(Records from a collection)
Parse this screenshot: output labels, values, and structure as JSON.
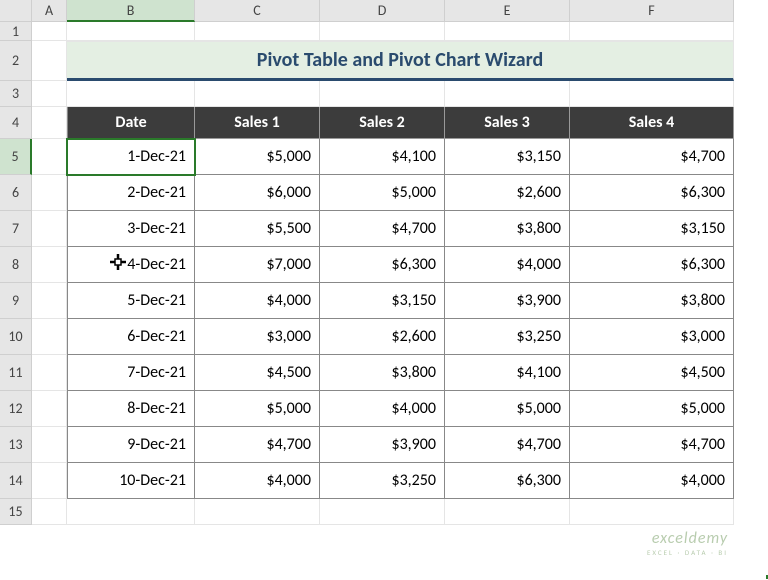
{
  "columns": [
    "A",
    "B",
    "C",
    "D",
    "E",
    "F"
  ],
  "rows": [
    "1",
    "2",
    "3",
    "4",
    "5",
    "6",
    "7",
    "8",
    "9",
    "10",
    "11",
    "12",
    "13",
    "14",
    "15"
  ],
  "selected_col": "B",
  "selected_row": "5",
  "title": "Pivot Table and Pivot Chart Wizard",
  "headers": [
    "Date",
    "Sales 1",
    "Sales 2",
    "Sales 3",
    "Sales 4"
  ],
  "data_rows": [
    {
      "date": "1-Dec-21",
      "s1": "$5,000",
      "s2": "$4,100",
      "s3": "$3,150",
      "s4": "$4,700"
    },
    {
      "date": "2-Dec-21",
      "s1": "$6,000",
      "s2": "$5,000",
      "s3": "$2,600",
      "s4": "$6,300"
    },
    {
      "date": "3-Dec-21",
      "s1": "$5,500",
      "s2": "$4,700",
      "s3": "$3,800",
      "s4": "$3,150"
    },
    {
      "date": "4-Dec-21",
      "s1": "$7,000",
      "s2": "$6,300",
      "s3": "$4,000",
      "s4": "$6,300"
    },
    {
      "date": "5-Dec-21",
      "s1": "$4,000",
      "s2": "$3,150",
      "s3": "$3,900",
      "s4": "$3,800"
    },
    {
      "date": "6-Dec-21",
      "s1": "$3,000",
      "s2": "$2,600",
      "s3": "$3,250",
      "s4": "$3,000"
    },
    {
      "date": "7-Dec-21",
      "s1": "$4,500",
      "s2": "$3,800",
      "s3": "$4,100",
      "s4": "$4,500"
    },
    {
      "date": "8-Dec-21",
      "s1": "$5,000",
      "s2": "$4,000",
      "s3": "$5,000",
      "s4": "$5,000"
    },
    {
      "date": "9-Dec-21",
      "s1": "$4,700",
      "s2": "$3,900",
      "s3": "$4,700",
      "s4": "$4,700"
    },
    {
      "date": "10-Dec-21",
      "s1": "$4,000",
      "s2": "$3,250",
      "s3": "$6,300",
      "s4": "$4,000"
    }
  ],
  "watermark": {
    "main": "exceldemy",
    "sub": "EXCEL · DATA · BI"
  },
  "chart_data": {
    "type": "table",
    "title": "Pivot Table and Pivot Chart Wizard",
    "columns": [
      "Date",
      "Sales 1",
      "Sales 2",
      "Sales 3",
      "Sales 4"
    ],
    "rows": [
      [
        "1-Dec-21",
        5000,
        4100,
        3150,
        4700
      ],
      [
        "2-Dec-21",
        6000,
        5000,
        2600,
        6300
      ],
      [
        "3-Dec-21",
        5500,
        4700,
        3800,
        3150
      ],
      [
        "4-Dec-21",
        7000,
        6300,
        4000,
        6300
      ],
      [
        "5-Dec-21",
        4000,
        3150,
        3900,
        3800
      ],
      [
        "6-Dec-21",
        3000,
        2600,
        3250,
        3000
      ],
      [
        "7-Dec-21",
        4500,
        3800,
        4100,
        4500
      ],
      [
        "8-Dec-21",
        5000,
        4000,
        5000,
        5000
      ],
      [
        "9-Dec-21",
        4700,
        3900,
        4700,
        4700
      ],
      [
        "10-Dec-21",
        4000,
        3250,
        6300,
        4000
      ]
    ]
  }
}
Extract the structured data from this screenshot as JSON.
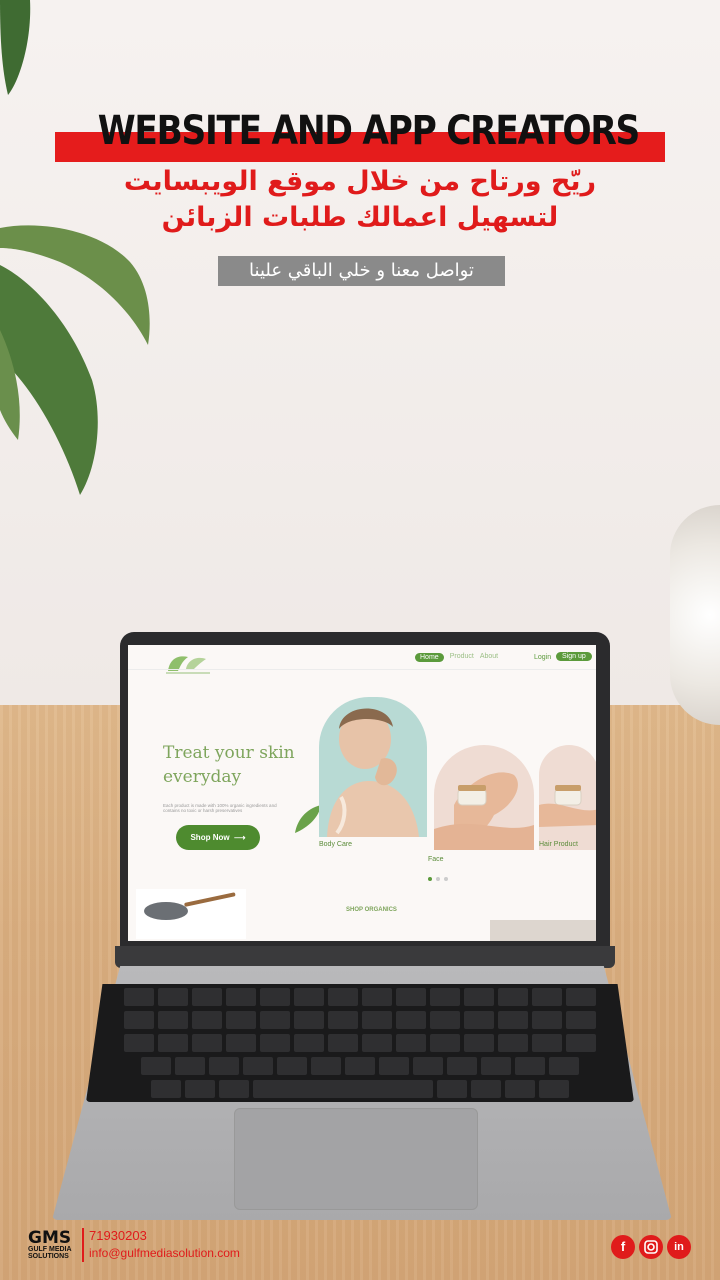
{
  "ad": {
    "headline": "WEBSITE AND APP CREATORS",
    "arabic_line1": "ريّح ورتاح من خلال موقع الويبسايت",
    "arabic_line2": "لتسهيل اعمالك طلبات الزبائن",
    "contact_cta": "تواصل معنا و خلي الباقي علينا"
  },
  "website": {
    "nav": [
      "Home",
      "Product",
      "About"
    ],
    "login": "Login",
    "signup": "Sign up",
    "hero_title": "Treat your skin everyday",
    "hero_desc": "Each product is made with 100% organic ingredients and contains no toxic or harsh preservatives",
    "shop_button": "Shop Now",
    "categories": [
      "Body Care",
      "Face",
      "Hair Product"
    ],
    "section_title": "SHOP ORGANICS"
  },
  "footer": {
    "brand": "GMS",
    "brand_sub": "GULF MEDIA SOLUTIONS",
    "phone": "71930203",
    "email": "info@gulfmediasolution.com"
  },
  "icons": {
    "social": [
      "facebook-icon",
      "instagram-icon",
      "linkedin-icon"
    ]
  },
  "colors": {
    "accent_red": "#e51c1c",
    "brand_green": "#5b9a3b"
  }
}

* **WRITTEN PROBLEM**
In the entries above, find lines with "JSON" and copy each.

* **OUTPUT FOR THIS TASK**
Parse this screenshot: output labels, values, and structure as JSON.
Extract the structured data from this screenshot as JSON.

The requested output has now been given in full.